[START OF Stored data]

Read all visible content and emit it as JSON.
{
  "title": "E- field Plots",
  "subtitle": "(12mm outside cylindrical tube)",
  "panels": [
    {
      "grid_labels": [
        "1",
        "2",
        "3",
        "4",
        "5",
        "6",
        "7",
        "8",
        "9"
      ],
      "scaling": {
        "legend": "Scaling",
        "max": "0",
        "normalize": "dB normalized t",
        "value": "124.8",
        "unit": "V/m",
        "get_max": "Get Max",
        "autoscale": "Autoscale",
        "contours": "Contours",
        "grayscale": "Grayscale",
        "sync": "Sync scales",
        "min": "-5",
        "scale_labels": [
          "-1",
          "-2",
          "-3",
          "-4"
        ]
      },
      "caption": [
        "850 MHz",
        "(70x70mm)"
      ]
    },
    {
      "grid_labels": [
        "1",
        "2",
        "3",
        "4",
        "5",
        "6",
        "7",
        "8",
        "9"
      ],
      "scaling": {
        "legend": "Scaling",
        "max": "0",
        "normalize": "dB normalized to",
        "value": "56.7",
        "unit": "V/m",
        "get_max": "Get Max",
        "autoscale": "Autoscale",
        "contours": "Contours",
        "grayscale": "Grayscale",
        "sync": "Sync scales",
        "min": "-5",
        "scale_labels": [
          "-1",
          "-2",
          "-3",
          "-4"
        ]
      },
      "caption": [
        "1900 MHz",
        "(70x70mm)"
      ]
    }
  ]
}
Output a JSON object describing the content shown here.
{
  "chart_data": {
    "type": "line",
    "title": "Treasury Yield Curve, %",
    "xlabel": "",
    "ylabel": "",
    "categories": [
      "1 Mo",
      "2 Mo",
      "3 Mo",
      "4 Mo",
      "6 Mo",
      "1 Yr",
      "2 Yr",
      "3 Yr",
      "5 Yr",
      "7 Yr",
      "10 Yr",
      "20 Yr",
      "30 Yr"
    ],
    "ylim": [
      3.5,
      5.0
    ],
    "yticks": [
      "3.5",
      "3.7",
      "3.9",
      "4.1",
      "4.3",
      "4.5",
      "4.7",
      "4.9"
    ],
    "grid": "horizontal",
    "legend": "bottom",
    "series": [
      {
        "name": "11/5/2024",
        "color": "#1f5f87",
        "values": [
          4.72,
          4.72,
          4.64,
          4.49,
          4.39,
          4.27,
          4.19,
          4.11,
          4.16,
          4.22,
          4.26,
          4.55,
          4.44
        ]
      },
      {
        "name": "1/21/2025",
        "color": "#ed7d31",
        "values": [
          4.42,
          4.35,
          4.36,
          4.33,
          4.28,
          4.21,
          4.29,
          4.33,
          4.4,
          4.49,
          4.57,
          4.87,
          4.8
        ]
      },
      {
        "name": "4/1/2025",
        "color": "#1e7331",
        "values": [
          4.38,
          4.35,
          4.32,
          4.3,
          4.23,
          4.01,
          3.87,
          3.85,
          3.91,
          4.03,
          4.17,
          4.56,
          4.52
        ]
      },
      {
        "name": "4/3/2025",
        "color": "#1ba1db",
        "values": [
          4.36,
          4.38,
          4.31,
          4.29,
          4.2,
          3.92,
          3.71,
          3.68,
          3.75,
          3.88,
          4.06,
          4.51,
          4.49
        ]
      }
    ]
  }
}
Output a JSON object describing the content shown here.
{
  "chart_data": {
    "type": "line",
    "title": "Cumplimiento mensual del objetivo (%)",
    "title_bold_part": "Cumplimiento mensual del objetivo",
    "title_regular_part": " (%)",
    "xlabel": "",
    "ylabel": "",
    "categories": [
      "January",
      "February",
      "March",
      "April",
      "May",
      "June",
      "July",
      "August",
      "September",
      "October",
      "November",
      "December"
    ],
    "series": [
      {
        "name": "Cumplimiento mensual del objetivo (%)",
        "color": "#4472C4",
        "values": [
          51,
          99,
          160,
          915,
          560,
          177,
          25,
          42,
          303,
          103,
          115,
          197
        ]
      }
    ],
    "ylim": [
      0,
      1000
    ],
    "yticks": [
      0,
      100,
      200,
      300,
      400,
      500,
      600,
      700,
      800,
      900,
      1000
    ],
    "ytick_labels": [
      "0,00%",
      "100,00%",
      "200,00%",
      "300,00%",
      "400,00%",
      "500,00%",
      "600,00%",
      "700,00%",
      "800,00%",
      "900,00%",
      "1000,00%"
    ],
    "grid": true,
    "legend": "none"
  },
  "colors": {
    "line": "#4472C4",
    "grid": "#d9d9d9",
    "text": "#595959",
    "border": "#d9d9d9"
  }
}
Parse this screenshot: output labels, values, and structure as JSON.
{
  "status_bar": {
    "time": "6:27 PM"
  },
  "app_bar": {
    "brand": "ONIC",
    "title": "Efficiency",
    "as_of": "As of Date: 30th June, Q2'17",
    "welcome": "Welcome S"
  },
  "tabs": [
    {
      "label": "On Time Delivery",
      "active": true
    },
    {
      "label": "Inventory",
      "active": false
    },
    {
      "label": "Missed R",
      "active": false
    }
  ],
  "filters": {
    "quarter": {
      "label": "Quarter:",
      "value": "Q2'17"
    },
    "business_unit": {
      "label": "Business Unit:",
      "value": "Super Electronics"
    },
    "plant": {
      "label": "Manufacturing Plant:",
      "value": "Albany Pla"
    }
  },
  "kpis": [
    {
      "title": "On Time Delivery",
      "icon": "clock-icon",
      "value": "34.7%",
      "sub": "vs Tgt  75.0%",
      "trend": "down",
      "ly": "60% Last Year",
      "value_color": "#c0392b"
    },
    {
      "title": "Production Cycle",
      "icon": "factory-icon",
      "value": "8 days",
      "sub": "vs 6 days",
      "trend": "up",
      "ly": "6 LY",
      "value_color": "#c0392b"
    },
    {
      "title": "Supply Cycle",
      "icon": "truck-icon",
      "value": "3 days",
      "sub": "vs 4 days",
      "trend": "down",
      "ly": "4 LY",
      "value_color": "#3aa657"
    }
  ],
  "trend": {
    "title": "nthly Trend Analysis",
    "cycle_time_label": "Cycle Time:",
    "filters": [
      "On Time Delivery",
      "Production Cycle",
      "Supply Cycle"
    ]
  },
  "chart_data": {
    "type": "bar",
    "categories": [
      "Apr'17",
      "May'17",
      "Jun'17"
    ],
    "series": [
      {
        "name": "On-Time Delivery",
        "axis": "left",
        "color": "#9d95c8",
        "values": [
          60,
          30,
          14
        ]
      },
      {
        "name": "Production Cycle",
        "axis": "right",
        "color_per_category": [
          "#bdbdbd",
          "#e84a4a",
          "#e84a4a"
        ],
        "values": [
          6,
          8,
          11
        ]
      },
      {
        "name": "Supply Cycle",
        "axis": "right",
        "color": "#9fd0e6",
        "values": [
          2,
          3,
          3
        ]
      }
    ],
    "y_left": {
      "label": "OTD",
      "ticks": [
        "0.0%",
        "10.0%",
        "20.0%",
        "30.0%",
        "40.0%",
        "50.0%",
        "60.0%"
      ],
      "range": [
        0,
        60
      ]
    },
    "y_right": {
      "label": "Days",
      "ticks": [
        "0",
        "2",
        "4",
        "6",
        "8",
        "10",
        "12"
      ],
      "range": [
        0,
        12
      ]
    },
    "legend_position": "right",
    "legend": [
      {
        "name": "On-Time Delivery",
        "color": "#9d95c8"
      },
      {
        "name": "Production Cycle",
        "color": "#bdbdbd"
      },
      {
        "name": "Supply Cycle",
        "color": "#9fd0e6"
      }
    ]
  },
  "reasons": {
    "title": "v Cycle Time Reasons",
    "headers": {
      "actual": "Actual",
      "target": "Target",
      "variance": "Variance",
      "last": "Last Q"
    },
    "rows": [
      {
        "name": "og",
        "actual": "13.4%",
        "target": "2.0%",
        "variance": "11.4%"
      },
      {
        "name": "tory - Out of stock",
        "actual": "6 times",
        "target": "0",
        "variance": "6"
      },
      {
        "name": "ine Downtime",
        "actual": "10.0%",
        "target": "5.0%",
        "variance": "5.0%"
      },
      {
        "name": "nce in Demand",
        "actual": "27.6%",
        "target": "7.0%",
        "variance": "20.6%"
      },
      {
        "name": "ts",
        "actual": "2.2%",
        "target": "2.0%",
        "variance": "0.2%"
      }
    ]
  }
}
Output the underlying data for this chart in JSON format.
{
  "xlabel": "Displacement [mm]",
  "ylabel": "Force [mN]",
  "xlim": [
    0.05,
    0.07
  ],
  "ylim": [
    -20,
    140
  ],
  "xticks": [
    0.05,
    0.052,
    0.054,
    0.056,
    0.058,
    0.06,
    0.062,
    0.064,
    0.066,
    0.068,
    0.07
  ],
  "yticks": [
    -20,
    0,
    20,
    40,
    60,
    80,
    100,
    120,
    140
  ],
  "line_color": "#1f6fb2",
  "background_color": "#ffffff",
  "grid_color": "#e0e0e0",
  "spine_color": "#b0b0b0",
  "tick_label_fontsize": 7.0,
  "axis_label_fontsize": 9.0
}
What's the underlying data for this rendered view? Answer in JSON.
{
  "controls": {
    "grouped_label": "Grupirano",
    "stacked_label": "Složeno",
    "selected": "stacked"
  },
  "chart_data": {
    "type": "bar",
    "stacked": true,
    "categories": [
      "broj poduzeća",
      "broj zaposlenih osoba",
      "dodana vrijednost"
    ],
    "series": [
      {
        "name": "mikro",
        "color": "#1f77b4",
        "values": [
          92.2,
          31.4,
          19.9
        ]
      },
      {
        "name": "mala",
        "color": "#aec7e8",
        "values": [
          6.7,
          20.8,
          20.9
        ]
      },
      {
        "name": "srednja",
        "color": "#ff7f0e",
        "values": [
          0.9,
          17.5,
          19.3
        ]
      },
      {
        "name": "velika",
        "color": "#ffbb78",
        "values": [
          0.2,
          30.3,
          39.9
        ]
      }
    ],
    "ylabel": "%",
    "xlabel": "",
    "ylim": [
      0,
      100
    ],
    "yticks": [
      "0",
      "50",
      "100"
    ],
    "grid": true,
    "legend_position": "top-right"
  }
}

[END OF Stored data]

Copy exactly the lines from the one containing "What's the underlying" through the last line of the records, both included, and nothing else.

The output:
What's the underlying data for this rendered view? Answer in JSON.
{
  "controls": {
    "grouped_label": "Grupirano",
    "stacked_label": "Složeno",
    "selected": "stacked"
  },
  "chart_data": {
    "type": "bar",
    "stacked": true,
    "categories": [
      "broj poduzeća",
      "broj zaposlenih osoba",
      "dodana vrijednost"
    ],
    "series": [
      {
        "name": "mikro",
        "color": "#1f77b4",
        "values": [
          92.2,
          31.4,
          19.9
        ]
      },
      {
        "name": "mala",
        "color": "#aec7e8",
        "values": [
          6.7,
          20.8,
          20.9
        ]
      },
      {
        "name": "srednja",
        "color": "#ff7f0e",
        "values": [
          0.9,
          17.5,
          19.3
        ]
      },
      {
        "name": "velika",
        "color": "#ffbb78",
        "values": [
          0.2,
          30.3,
          39.9
        ]
      }
    ],
    "ylabel": "%",
    "xlabel": "",
    "ylim": [
      0,
      100
    ],
    "yticks": [
      "0",
      "50",
      "100"
    ],
    "grid": true,
    "legend_position": "top-right"
  }
}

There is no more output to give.